(Extracted data entries)

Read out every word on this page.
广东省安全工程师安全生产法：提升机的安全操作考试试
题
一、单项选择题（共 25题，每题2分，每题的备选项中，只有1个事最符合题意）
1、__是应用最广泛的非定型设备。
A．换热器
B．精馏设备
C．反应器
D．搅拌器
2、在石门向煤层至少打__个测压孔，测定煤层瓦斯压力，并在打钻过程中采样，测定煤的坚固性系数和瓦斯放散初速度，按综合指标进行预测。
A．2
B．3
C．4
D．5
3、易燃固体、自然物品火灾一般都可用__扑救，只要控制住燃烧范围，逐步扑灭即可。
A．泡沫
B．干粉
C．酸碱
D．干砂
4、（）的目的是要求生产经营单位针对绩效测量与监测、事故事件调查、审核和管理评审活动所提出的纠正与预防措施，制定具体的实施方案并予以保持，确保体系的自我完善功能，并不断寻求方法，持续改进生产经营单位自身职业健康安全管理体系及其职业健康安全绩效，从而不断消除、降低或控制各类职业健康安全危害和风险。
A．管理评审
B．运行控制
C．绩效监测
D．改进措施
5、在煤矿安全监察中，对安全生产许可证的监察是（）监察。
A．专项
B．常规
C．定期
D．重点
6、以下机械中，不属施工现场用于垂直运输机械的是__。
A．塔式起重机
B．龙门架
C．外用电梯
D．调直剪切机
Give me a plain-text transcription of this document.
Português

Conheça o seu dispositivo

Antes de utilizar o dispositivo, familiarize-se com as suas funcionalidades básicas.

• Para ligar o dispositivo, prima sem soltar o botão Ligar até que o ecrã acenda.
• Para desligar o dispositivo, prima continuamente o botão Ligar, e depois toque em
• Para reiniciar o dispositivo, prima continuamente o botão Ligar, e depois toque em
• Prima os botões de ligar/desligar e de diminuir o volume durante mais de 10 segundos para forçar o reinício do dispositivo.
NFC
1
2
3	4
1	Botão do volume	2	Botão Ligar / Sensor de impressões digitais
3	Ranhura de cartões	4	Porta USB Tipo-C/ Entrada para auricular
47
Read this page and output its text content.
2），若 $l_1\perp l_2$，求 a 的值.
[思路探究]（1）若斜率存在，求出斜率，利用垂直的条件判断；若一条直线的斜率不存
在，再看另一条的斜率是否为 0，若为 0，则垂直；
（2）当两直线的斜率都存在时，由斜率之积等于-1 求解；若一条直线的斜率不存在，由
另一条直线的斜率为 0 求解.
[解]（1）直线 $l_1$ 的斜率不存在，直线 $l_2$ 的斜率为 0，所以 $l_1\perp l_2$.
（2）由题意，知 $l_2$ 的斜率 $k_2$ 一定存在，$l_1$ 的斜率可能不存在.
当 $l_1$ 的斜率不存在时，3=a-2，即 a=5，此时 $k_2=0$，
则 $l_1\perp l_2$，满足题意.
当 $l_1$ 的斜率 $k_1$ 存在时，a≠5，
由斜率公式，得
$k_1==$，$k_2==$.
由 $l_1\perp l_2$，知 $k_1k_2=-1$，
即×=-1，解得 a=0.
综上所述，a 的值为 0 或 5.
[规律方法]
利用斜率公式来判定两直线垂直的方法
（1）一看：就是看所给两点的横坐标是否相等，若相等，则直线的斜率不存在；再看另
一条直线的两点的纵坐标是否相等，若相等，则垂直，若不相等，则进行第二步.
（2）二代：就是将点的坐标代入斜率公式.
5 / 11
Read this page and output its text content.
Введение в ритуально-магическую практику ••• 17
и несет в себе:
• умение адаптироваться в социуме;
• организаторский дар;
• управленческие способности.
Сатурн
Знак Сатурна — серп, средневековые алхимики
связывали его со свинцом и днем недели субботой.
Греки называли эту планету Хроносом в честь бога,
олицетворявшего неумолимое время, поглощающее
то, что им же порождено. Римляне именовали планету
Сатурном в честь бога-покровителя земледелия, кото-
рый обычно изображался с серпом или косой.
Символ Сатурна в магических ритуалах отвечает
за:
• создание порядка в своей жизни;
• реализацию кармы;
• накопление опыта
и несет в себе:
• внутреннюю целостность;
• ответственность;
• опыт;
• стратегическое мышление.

WHAT THE TASK ASKS. Return all of the entries exactly as they were supplied.

WORKED ANSWER.
Read out every word on this page.
广东省安全工程师安全生产法：提升机的安全操作考试试
题
一、单项选择题（共 25题，每题2分，每题的备选项中，只有1个事最符合题意）
1、__是应用最广泛的非定型设备。
A．换热器
B．精馏设备
C．反应器
D．搅拌器
2、在石门向煤层至少打__个测压孔，测定煤层瓦斯压力，并在打钻过程中采样，测定煤的坚固性系数和瓦斯放散初速度，按综合指标进行预测。
A．2
B．3
C．4
D．5
3、易燃固体、自然物品火灾一般都可用__扑救，只要控制住燃烧范围，逐步扑灭即可。
A．泡沫
B．干粉
C．酸碱
D．干砂
4、（）的目的是要求生产经营单位针对绩效测量与监测、事故事件调查、审核和管理评审活动所提出的纠正与预防措施，制定具体的实施方案并予以保持，确保体系的自我完善功能，并不断寻求方法，持续改进生产经营单位自身职业健康安全管理体系及其职业健康安全绩效，从而不断消除、降低或控制各类职业健康安全危害和风险。
A．管理评审
B．运行控制
C．绩效监测
D．改进措施
5、在煤矿安全监察中，对安全生产许可证的监察是（）监察。
A．专项
B．常规
C．定期
D．重点
6、以下机械中，不属施工现场用于垂直运输机械的是__。
A．塔式起重机
B．龙门架
C．外用电梯
D．调直剪切机
Give me a plain-text transcription of this document.
Português

Conheça o seu dispositivo

Antes de utilizar o dispositivo, familiarize-se com as suas funcionalidades básicas.

• Para ligar o dispositivo, prima sem soltar o botão Ligar até que o ecrã acenda.
• Para desligar o dispositivo, prima continuamente o botão Ligar, e depois toque em
• Para reiniciar o dispositivo, prima continuamente o botão Ligar, e depois toque em
• Prima os botões de ligar/desligar e de diminuir o volume durante mais de 10 segundos para forçar o reinício do dispositivo.
NFC
1
2
3	4
1	Botão do volume	2	Botão Ligar / Sensor de impressões digitais
3	Ranhura de cartões	4	Porta USB Tipo-C/ Entrada para auricular
47
Read this page and output its text content.
2），若 $l_1\perp l_2$，求 a 的值.
[思路探究]（1）若斜率存在，求出斜率，利用垂直的条件判断；若一条直线的斜率不存
在，再看另一条的斜率是否为 0，若为 0，则垂直；
（2）当两直线的斜率都存在时，由斜率之积等于-1 求解；若一条直线的斜率不存在，由
另一条直线的斜率为 0 求解.
[解]（1）直线 $l_1$ 的斜率不存在，直线 $l_2$ 的斜率为 0，所以 $l_1\perp l_2$.
（2）由题意，知 $l_2$ 的斜率 $k_2$ 一定存在，$l_1$ 的斜率可能不存在.
当 $l_1$ 的斜率不存在时，3=a-2，即 a=5，此时 $k_2=0$，
则 $l_1\perp l_2$，满足题意.
当 $l_1$ 的斜率 $k_1$ 存在时，a≠5，
由斜率公式，得
$k_1==$，$k_2==$.
由 $l_1\perp l_2$，知 $k_1k_2=-1$，
即×=-1，解得 a=0.
综上所述，a 的值为 0 或 5.
[规律方法]
利用斜率公式来判定两直线垂直的方法
（1）一看：就是看所给两点的横坐标是否相等，若相等，则直线的斜率不存在；再看另
一条直线的两点的纵坐标是否相等，若相等，则垂直，若不相等，则进行第二步.
（2）二代：就是将点的坐标代入斜率公式.
5 / 11
Read this page and output its text content.
Введение в ритуально-магическую практику ••• 17
и несет в себе:
• умение адаптироваться в социуме;
• организаторский дар;
• управленческие способности.
Сатурн
Знак Сатурна — серп, средневековые алхимики
связывали его со свинцом и днем недели субботой.
Греки называли эту планету Хроносом в честь бога,
олицетворявшего неумолимое время, поглощающее
то, что им же порождено. Римляне именовали планету
Сатурном в честь бога-покровителя земледелия, кото-
рый обычно изображался с серпом или косой.
Символ Сатурна в магических ритуалах отвечает
за:
• создание порядка в своей жизни;
• реализацию кармы;
• накопление опыта
и несет в себе:
• внутреннюю целостность;
• ответственность;
• опыт;
• стратегическое мышление.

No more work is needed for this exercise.